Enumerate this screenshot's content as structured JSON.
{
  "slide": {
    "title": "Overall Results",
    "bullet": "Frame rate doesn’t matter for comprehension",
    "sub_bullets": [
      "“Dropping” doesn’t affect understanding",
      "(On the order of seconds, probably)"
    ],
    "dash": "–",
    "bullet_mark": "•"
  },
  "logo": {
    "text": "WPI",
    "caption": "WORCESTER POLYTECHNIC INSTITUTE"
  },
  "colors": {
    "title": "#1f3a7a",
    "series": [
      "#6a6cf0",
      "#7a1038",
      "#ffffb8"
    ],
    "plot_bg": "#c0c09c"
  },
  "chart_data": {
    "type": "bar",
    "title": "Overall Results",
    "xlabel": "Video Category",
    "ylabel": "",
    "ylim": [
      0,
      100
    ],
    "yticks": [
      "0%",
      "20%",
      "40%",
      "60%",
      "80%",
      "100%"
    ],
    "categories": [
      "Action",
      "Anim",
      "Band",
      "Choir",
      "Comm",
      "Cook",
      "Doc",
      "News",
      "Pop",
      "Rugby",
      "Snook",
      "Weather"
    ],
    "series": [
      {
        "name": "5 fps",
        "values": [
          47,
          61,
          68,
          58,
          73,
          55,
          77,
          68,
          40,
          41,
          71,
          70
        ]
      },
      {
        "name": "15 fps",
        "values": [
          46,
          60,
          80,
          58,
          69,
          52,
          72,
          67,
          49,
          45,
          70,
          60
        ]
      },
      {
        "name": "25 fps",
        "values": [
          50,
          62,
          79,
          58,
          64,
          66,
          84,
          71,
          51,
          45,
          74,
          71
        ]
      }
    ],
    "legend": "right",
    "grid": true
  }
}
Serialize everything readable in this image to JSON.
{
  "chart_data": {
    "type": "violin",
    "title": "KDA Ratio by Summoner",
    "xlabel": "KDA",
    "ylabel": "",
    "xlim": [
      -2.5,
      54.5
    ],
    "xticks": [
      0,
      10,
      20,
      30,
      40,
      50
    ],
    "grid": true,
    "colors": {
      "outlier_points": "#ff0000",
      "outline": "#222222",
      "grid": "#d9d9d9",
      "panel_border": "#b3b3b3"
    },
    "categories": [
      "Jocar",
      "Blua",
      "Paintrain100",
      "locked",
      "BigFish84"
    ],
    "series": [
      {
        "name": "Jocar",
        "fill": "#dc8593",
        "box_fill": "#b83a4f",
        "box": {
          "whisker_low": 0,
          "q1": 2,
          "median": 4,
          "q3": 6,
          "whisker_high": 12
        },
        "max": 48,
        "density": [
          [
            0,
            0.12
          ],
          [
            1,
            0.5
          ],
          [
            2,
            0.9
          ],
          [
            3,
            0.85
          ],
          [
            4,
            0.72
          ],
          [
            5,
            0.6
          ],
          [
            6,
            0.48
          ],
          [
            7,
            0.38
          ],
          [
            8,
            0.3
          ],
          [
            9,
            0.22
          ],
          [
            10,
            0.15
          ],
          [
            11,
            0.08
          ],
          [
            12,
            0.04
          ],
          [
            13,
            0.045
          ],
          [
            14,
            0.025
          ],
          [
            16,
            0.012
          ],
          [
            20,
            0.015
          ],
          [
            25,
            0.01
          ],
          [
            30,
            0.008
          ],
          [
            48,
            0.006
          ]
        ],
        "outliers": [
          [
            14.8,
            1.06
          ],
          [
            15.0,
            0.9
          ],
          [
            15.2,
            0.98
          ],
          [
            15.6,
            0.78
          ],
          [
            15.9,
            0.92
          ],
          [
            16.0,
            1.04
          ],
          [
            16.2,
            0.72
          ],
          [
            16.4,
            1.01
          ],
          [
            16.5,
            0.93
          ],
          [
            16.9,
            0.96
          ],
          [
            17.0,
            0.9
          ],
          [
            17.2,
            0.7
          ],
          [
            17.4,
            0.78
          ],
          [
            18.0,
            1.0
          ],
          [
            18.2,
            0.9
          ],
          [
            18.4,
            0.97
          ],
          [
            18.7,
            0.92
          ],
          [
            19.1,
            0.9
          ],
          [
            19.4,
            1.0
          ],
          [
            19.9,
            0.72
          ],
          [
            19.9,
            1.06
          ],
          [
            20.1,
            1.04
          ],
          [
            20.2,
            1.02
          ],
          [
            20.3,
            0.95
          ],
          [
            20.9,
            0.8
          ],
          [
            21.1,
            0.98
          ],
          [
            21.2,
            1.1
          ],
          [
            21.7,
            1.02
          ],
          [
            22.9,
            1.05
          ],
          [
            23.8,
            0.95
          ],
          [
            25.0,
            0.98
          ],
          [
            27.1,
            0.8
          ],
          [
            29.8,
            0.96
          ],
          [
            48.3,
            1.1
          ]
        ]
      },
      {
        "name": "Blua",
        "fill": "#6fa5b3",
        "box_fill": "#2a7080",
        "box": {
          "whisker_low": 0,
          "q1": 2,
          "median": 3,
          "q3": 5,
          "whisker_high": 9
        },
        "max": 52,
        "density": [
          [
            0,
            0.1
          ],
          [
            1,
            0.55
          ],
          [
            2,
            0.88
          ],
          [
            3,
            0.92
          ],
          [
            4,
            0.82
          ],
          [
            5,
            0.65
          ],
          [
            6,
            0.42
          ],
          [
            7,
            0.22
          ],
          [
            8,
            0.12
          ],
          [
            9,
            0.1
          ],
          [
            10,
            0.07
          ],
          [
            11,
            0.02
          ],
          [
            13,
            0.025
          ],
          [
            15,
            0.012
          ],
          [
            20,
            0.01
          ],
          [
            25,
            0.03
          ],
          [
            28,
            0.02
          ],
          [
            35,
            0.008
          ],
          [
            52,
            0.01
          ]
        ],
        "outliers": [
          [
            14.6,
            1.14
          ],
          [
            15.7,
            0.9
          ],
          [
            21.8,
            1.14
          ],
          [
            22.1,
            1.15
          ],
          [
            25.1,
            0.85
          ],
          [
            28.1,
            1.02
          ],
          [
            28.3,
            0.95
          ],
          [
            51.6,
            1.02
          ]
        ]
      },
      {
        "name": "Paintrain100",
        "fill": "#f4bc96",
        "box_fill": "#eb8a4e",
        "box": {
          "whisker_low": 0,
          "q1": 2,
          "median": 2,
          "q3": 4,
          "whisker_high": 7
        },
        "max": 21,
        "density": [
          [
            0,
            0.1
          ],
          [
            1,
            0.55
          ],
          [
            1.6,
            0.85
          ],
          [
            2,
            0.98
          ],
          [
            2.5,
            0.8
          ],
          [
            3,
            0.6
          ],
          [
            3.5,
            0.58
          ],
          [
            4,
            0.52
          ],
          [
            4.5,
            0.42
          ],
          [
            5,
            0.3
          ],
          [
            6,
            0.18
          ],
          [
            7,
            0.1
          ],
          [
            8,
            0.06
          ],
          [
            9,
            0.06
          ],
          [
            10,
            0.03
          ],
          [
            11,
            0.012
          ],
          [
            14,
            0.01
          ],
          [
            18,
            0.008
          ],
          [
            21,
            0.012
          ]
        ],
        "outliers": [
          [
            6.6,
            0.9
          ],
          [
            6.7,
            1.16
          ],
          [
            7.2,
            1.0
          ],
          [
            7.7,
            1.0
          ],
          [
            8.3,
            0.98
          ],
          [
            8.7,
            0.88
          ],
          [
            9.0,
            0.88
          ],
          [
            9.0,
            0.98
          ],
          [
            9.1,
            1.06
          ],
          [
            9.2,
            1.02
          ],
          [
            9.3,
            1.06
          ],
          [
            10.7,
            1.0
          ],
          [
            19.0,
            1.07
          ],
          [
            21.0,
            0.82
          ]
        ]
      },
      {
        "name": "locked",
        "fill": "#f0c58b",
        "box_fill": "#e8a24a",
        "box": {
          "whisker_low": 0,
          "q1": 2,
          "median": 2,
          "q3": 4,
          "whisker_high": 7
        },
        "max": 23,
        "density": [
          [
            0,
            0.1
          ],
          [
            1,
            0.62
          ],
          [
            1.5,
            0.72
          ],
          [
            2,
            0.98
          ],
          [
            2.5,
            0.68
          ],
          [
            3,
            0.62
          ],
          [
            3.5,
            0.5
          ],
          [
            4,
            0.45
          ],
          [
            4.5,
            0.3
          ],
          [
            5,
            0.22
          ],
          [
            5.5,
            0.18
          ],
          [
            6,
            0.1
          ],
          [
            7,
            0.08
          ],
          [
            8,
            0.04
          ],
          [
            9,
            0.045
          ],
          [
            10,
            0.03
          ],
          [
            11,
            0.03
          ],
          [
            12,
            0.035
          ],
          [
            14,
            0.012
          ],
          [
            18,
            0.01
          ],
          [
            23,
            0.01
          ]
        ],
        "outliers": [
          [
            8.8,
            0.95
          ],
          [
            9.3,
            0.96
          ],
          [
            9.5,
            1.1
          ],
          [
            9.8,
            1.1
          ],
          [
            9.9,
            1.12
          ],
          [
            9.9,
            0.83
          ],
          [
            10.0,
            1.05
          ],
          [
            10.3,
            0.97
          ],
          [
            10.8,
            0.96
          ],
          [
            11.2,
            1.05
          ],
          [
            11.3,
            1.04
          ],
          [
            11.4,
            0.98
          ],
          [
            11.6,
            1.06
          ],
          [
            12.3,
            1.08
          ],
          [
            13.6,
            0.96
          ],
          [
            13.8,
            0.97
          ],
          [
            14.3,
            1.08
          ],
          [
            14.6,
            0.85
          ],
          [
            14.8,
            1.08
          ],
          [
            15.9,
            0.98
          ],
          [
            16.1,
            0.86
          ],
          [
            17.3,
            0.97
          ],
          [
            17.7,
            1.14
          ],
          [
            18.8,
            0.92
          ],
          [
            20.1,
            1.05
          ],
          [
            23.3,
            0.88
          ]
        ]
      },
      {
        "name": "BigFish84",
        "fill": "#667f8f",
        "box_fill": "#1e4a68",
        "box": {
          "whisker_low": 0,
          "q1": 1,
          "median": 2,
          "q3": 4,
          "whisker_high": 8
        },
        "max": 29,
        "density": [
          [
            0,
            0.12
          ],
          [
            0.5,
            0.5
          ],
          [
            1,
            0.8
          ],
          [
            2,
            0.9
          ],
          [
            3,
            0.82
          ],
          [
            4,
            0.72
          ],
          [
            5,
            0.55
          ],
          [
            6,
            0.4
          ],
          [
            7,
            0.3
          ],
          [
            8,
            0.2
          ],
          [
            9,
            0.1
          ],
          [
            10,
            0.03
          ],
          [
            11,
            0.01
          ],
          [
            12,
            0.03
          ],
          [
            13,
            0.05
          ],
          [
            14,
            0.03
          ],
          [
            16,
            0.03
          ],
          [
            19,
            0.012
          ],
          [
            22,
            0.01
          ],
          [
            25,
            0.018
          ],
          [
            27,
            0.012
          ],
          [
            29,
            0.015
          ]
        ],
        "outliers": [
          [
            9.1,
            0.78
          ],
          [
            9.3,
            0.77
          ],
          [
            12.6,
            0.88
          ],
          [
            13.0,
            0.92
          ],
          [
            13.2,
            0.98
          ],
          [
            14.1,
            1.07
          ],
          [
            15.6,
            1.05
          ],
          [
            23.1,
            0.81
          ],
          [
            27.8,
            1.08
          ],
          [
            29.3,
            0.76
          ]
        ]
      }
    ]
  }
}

* [WHAT THE TASK ASKS] Among the lines above, count those containing the word "name" and give nothing but the result.

* [CORRECT OUTPUT] 8